WHAT YOU NEED TO DO: In the material below, find each line holding the string "text" and copy it.

INPUT MATERIAL:

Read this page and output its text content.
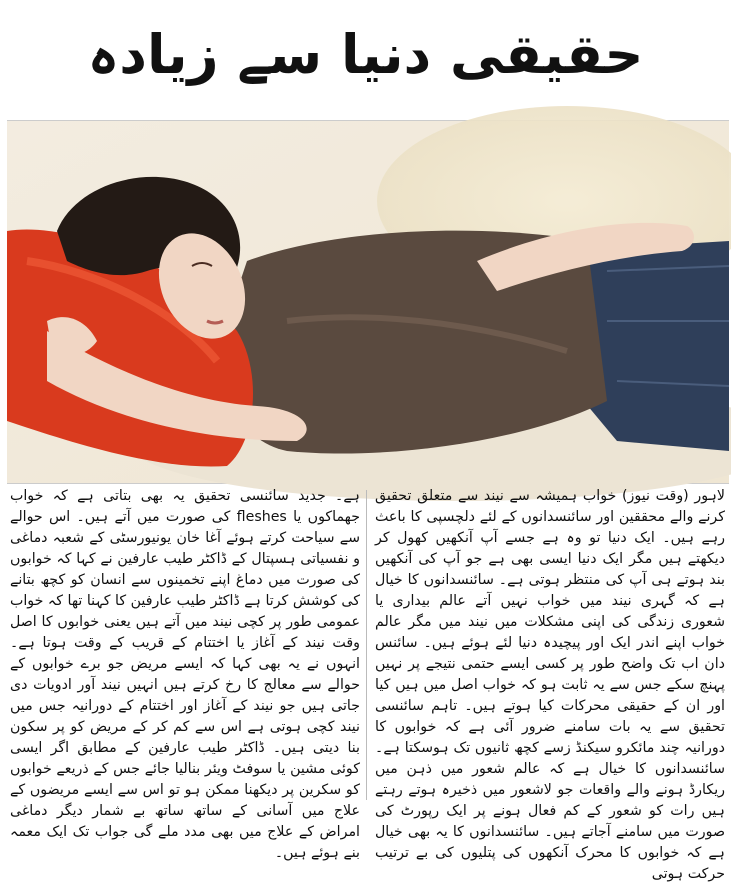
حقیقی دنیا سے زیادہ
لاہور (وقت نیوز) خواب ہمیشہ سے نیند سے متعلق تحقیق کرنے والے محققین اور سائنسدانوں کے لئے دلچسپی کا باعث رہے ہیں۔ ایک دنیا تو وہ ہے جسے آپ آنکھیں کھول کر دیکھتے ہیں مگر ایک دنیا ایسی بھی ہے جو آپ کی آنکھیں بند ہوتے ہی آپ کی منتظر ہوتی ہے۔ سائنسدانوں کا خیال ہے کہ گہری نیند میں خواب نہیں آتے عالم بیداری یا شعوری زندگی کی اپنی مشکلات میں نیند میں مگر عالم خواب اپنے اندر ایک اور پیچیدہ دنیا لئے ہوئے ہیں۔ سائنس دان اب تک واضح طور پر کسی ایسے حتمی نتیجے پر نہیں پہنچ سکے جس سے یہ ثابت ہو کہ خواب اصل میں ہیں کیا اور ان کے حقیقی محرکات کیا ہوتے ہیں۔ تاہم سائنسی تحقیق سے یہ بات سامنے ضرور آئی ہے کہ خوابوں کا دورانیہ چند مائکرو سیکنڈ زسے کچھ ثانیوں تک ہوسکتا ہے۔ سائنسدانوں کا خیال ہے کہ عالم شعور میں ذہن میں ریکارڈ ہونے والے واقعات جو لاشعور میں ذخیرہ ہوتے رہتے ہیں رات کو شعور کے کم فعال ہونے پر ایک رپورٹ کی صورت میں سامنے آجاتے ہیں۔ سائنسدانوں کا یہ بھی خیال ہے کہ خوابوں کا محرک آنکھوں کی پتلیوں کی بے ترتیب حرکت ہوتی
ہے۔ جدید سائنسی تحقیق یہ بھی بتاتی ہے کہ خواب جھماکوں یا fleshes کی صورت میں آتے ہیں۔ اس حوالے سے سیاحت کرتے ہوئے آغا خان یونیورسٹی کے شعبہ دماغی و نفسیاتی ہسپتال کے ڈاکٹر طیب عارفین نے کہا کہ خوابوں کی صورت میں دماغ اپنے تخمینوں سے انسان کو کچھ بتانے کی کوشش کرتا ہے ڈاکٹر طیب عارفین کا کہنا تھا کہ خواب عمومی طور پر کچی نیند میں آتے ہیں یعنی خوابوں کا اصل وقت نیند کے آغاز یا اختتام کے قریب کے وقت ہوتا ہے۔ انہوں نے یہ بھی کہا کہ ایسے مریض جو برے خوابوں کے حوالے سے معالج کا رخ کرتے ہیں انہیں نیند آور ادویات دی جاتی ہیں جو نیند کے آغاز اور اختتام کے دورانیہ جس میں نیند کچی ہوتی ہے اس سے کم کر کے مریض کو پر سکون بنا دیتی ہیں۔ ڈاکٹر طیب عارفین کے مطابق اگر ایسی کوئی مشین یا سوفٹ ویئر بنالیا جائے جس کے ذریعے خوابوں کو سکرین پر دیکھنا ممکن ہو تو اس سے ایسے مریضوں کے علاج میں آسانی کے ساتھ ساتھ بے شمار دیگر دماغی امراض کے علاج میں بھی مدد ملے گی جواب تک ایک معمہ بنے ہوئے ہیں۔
---
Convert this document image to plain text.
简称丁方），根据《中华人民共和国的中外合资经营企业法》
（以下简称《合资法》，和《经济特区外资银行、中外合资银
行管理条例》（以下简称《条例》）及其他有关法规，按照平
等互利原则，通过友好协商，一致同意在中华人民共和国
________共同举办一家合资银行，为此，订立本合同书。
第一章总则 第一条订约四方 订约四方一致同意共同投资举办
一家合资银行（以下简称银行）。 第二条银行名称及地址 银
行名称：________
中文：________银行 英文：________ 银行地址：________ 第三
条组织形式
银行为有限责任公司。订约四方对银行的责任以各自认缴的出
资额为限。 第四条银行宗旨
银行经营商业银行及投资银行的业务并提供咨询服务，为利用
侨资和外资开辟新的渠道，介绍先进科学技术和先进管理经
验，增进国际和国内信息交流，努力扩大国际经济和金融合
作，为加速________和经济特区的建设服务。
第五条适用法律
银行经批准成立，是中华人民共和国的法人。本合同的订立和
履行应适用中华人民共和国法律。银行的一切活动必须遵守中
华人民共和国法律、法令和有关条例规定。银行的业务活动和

SOLUTION TO THIS EXERCISE:
Read this page and output its text content.
Convert this document image to plain text.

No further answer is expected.